Below are the records. Count the lines containing the string "linear", and reply with the number alone.

——————————

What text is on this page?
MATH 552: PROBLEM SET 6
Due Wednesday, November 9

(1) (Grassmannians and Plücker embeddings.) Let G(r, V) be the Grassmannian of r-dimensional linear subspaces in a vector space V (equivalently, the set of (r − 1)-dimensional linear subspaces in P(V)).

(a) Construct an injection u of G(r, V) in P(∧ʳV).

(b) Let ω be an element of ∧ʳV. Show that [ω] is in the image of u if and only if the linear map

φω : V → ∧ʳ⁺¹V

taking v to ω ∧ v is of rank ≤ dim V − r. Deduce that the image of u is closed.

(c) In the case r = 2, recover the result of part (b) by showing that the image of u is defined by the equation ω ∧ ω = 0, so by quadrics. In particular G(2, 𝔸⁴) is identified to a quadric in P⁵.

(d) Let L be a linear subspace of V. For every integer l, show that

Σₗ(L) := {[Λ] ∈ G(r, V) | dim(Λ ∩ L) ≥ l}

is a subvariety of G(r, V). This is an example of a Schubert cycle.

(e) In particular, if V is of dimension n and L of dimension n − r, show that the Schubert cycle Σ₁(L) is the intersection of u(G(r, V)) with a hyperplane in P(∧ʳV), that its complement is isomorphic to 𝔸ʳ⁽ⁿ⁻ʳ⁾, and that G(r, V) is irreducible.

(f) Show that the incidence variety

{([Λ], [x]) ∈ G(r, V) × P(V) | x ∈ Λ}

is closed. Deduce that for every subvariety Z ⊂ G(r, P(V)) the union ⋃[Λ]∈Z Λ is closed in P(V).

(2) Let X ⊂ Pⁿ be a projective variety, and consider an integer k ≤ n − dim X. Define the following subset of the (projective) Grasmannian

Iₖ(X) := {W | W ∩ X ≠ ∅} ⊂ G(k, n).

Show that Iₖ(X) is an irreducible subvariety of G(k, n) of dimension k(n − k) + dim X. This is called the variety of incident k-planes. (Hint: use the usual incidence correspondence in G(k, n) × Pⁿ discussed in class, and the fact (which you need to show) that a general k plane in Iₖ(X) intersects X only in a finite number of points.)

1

——————————

OUTPUT FOR THIS TASK:
3